----- SOURCE DATA -----
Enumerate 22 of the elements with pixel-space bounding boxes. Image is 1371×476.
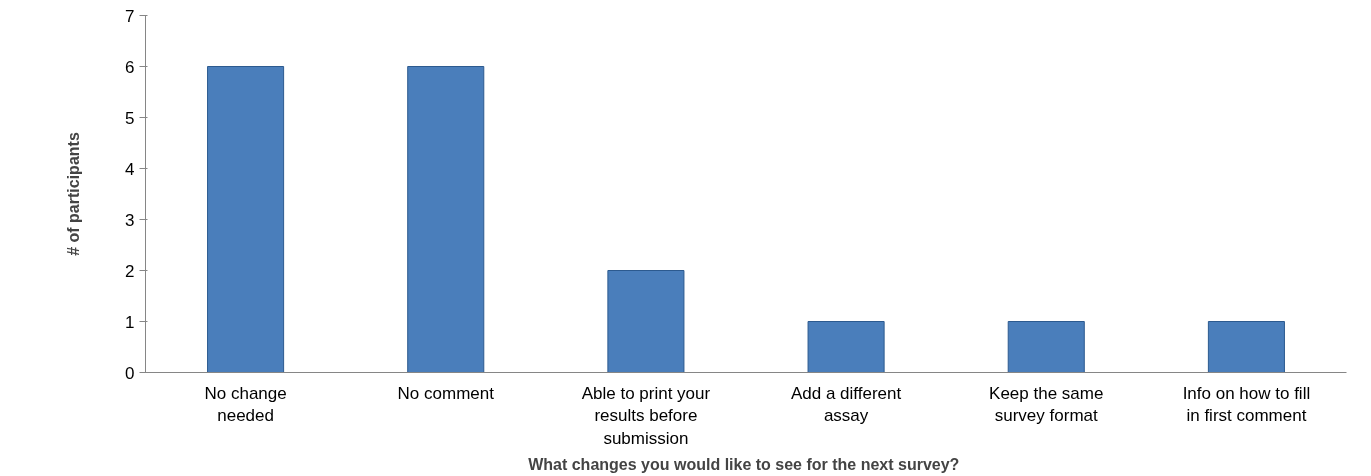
bar	[407, 66, 485, 373]
y-tick-label: 6	[125, 57, 135, 77]
y-tick-label: 0	[125, 363, 135, 383]
y-tick-label: 5	[125, 108, 135, 128]
y-tick-label: 3	[125, 210, 135, 230]
bar	[807, 321, 885, 373]
y-tick-label: 2	[125, 261, 135, 281]
y-tick-label: 7	[125, 6, 135, 26]
y-tick-label: 4	[125, 159, 135, 179]
bar	[1007, 321, 1085, 373]
bar	[607, 270, 685, 373]
x-tick-label: No change needed	[204, 383, 287, 426]
x-tick-label: No comment	[397, 383, 495, 403]
x-tick-label: Info on how to fill in first comment	[1182, 383, 1311, 426]
bar	[1207, 321, 1285, 373]
x-tick-label: Keep the same survey format	[989, 383, 1104, 426]
x-axis-title: What changes you would like to see for the next survey?	[528, 456, 960, 474]
y-tick-label: 1	[125, 312, 135, 332]
y-axis-title: # of participants	[65, 132, 83, 256]
x-tick-label: Add a different assay	[790, 383, 902, 426]
x-tick-label: Able to print your results before submission	[581, 383, 711, 449]
bar	[207, 66, 285, 373]
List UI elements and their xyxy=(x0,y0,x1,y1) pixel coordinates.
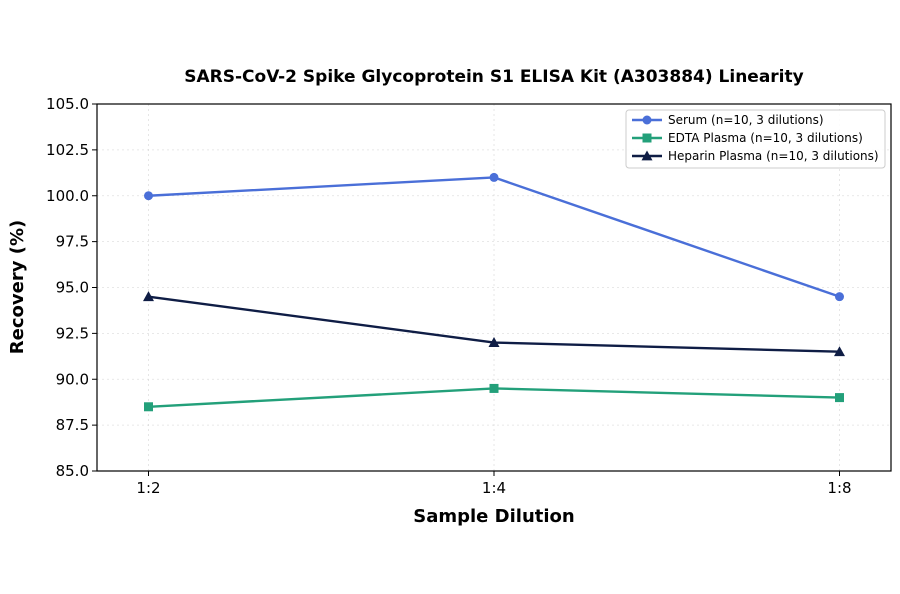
-----
▶ EXERCISE REQUIREMENTS: Your response should reproduce the entire listing verbatim, minus the pictures.

▶ WRITTEN RESPONSE:
Enumerate 22 of the elements with pixel-space bounding boxes. Image is 1371×476.
bar	[407, 66, 485, 373]
y-tick-label: 6	[125, 57, 135, 77]
y-tick-label: 0	[125, 363, 135, 383]
y-tick-label: 5	[125, 108, 135, 128]
y-tick-label: 3	[125, 210, 135, 230]
bar	[807, 321, 885, 373]
y-tick-label: 2	[125, 261, 135, 281]
y-tick-label: 7	[125, 6, 135, 26]
y-tick-label: 4	[125, 159, 135, 179]
bar	[1007, 321, 1085, 373]
bar	[607, 270, 685, 373]
x-tick-label: No change needed	[204, 383, 287, 426]
x-tick-label: No comment	[397, 383, 495, 403]
x-tick-label: Info on how to fill in first comment	[1182, 383, 1311, 426]
bar	[1207, 321, 1285, 373]
x-tick-label: Keep the same survey format	[989, 383, 1104, 426]
x-axis-title: What changes you would like to see for the next survey?	[528, 456, 960, 474]
y-tick-label: 1	[125, 312, 135, 332]
y-axis-title: # of participants	[65, 132, 83, 256]
x-tick-label: Add a different assay	[790, 383, 902, 426]
x-tick-label: Able to print your results before submission	[581, 383, 711, 449]
bar	[207, 66, 285, 373]
List UI elements and their xyxy=(x0,y0,x1,y1) pixel coordinates.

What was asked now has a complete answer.